#### WORK INSTRUCTIONS
Among the entries below, find how many lines carry the word "document" and state only that figure.

[begin DATA SUPPLIED]

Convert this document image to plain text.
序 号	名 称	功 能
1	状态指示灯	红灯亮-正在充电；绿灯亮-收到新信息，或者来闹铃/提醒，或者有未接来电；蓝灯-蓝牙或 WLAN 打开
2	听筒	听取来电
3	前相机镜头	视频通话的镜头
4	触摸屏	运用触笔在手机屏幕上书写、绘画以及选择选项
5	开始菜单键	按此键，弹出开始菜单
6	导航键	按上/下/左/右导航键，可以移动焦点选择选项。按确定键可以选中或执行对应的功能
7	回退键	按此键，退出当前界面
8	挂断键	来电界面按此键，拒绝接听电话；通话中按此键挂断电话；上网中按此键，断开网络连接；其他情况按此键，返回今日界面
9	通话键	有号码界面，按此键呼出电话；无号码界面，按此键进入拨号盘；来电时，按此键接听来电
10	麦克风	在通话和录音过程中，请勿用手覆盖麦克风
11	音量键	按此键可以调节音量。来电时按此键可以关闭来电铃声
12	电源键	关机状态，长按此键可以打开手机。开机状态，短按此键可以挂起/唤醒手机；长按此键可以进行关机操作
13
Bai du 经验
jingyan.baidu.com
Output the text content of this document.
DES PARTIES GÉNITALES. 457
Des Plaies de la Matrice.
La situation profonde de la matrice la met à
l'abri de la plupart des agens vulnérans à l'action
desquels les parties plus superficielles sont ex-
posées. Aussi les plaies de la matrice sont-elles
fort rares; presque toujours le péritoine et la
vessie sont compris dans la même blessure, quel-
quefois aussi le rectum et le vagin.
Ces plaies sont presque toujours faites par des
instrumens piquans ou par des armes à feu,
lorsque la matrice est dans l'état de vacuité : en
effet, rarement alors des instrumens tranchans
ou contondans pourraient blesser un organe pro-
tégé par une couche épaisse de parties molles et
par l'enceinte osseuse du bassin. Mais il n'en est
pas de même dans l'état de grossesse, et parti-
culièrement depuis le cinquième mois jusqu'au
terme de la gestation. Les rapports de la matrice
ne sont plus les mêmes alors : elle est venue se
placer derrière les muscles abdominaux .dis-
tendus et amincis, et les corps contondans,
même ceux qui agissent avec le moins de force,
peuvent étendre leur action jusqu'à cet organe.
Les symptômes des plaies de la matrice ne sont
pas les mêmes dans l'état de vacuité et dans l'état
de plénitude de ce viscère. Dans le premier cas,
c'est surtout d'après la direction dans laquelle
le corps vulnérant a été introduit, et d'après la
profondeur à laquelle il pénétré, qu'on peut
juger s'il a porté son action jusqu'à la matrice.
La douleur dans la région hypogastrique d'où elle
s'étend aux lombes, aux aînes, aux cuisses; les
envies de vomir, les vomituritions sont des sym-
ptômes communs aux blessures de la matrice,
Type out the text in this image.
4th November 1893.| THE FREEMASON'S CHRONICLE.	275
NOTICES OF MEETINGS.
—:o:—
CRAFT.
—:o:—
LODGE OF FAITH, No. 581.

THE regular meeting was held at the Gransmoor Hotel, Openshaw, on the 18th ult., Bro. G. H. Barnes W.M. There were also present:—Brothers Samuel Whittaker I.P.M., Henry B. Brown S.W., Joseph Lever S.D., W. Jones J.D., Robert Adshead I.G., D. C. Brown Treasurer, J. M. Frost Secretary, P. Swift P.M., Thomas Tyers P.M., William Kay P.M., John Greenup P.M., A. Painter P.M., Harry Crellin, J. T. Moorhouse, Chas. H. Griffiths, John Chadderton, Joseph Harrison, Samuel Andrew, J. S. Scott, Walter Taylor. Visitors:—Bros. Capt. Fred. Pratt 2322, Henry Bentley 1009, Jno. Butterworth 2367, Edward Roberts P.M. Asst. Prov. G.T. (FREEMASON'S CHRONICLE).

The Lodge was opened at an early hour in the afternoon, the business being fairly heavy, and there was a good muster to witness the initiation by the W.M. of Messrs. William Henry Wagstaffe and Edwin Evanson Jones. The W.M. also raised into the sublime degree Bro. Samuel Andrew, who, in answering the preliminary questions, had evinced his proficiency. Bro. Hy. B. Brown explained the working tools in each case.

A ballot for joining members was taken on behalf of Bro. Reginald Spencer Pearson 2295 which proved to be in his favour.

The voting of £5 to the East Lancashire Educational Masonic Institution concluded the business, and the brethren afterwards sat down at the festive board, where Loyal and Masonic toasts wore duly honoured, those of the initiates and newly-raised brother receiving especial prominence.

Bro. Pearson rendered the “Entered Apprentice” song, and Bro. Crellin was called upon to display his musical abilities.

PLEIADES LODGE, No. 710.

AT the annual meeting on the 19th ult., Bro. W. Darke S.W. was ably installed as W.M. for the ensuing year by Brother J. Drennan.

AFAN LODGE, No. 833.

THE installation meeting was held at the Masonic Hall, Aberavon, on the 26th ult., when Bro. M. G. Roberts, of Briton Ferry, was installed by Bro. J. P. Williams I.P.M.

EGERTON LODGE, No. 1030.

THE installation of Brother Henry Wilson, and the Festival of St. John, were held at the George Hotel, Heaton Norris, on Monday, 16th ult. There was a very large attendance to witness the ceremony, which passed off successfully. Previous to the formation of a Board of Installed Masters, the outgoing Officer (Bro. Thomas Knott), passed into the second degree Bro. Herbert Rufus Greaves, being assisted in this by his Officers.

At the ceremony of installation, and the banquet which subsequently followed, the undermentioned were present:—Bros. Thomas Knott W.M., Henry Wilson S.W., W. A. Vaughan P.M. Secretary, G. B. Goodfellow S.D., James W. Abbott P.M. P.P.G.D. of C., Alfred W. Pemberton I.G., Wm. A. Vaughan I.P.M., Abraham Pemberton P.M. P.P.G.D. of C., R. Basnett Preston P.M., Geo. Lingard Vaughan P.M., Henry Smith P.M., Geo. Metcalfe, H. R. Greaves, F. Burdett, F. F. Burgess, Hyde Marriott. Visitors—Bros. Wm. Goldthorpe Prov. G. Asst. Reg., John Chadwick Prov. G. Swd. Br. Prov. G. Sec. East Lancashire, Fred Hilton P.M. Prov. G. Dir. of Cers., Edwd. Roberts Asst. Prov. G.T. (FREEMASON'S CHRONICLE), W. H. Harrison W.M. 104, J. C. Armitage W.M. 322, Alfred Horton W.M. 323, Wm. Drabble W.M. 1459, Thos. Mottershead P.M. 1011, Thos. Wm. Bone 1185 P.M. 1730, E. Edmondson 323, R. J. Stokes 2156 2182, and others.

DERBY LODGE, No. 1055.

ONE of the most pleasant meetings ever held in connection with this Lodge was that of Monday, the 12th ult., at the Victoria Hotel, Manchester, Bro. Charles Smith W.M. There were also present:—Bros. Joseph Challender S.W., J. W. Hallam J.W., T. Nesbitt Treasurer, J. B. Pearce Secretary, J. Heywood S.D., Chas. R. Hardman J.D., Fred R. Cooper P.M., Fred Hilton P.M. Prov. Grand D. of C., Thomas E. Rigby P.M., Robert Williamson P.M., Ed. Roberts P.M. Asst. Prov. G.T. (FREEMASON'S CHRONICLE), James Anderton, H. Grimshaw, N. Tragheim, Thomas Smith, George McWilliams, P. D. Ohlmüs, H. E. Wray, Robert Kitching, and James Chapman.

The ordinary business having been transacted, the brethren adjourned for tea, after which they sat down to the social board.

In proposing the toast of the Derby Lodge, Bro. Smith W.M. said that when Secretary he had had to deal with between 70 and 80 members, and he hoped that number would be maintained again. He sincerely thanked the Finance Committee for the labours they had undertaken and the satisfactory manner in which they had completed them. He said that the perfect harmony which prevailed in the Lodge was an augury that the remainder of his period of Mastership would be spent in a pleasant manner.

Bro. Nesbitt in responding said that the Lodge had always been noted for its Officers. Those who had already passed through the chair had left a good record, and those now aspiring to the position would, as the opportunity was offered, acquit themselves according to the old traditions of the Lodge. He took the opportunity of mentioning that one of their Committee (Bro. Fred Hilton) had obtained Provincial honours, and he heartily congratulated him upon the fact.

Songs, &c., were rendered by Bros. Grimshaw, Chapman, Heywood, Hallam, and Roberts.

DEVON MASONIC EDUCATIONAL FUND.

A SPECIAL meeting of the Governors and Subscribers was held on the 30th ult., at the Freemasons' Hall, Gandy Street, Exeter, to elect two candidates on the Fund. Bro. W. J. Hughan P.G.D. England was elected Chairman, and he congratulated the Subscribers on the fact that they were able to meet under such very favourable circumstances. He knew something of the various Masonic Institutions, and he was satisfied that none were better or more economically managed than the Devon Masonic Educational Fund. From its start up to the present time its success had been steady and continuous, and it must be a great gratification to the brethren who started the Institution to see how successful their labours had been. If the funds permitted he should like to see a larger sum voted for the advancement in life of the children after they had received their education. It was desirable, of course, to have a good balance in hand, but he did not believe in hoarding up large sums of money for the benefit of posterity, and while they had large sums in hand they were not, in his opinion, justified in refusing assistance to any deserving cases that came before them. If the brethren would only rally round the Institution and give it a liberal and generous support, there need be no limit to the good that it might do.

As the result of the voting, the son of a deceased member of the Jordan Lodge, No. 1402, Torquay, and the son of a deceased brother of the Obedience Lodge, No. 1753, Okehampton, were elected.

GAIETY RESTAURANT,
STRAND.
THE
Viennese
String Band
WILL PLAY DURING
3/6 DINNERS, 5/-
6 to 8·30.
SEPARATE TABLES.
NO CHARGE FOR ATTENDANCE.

[end DATA SUPPLIED]

#### WRITTEN RESPONSE
2